Exercise description: Look through the material and copy each line holding "chevron".

Entries supplied:
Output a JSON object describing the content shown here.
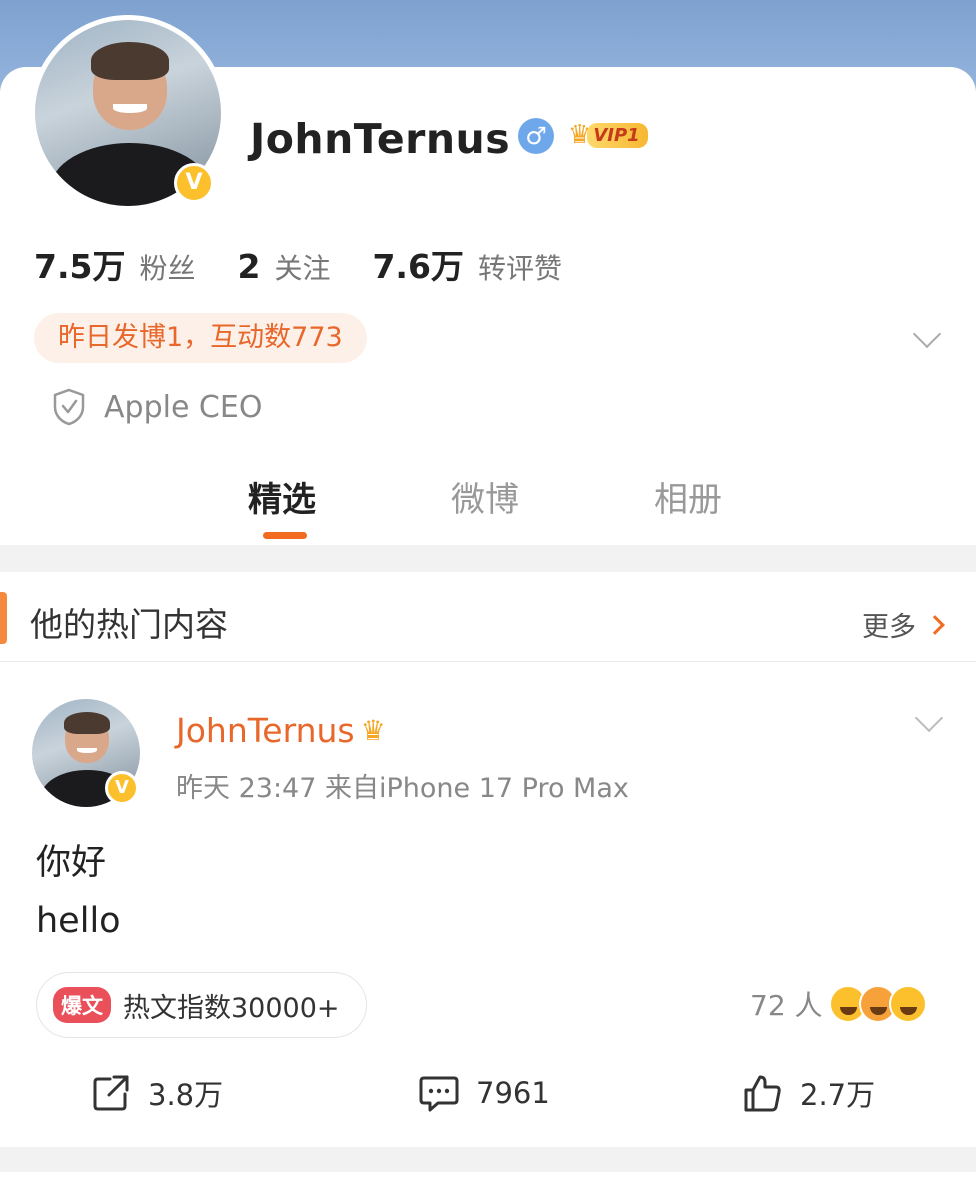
{
  "profile": {
    "username": "JohnTernus",
    "vip_label": "VIP1",
    "verified_mark": "V",
    "gender_symbol": "♂",
    "stats": [
      {
        "value": "7.5万",
        "label": "粉丝"
      },
      {
        "value": "2",
        "label": "关注"
      },
      {
        "value": "7.6万",
        "label": "转评赞"
      }
    ],
    "activity": "昨日发博1，互动数773",
    "certification": "Apple CEO"
  },
  "tabs": [
    {
      "label": "精选",
      "active": true
    },
    {
      "label": "微博",
      "active": false
    },
    {
      "label": "相册",
      "active": false
    }
  ],
  "hot_section": {
    "title": "他的热门内容",
    "more_label": "更多"
  },
  "post": {
    "author": "JohnTernus",
    "meta": "昨天 23:47  来自iPhone 17 Pro Max",
    "body_lines": [
      "你好",
      "hello"
    ],
    "hot_badge": "爆文",
    "hot_index": "热文指数30000+",
    "reactions_count": "72 人",
    "actions": {
      "repost": "3.8万",
      "comment": "7961",
      "like": "2.7万"
    }
  },
  "colors": {
    "accent": "#f26b21",
    "verified": "#fcc02d",
    "banner": "#8fb0da",
    "author_name": "#e8672a"
  },
  "icons": [
    "gender-male-icon",
    "vip-crown-icon",
    "chevron-down-icon",
    "shield-check-icon",
    "chevron-right-icon",
    "repost-icon",
    "comment-icon",
    "like-icon"
  ]
}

Output of the task:
    "chevron-down-icon",
    "chevron-right-icon",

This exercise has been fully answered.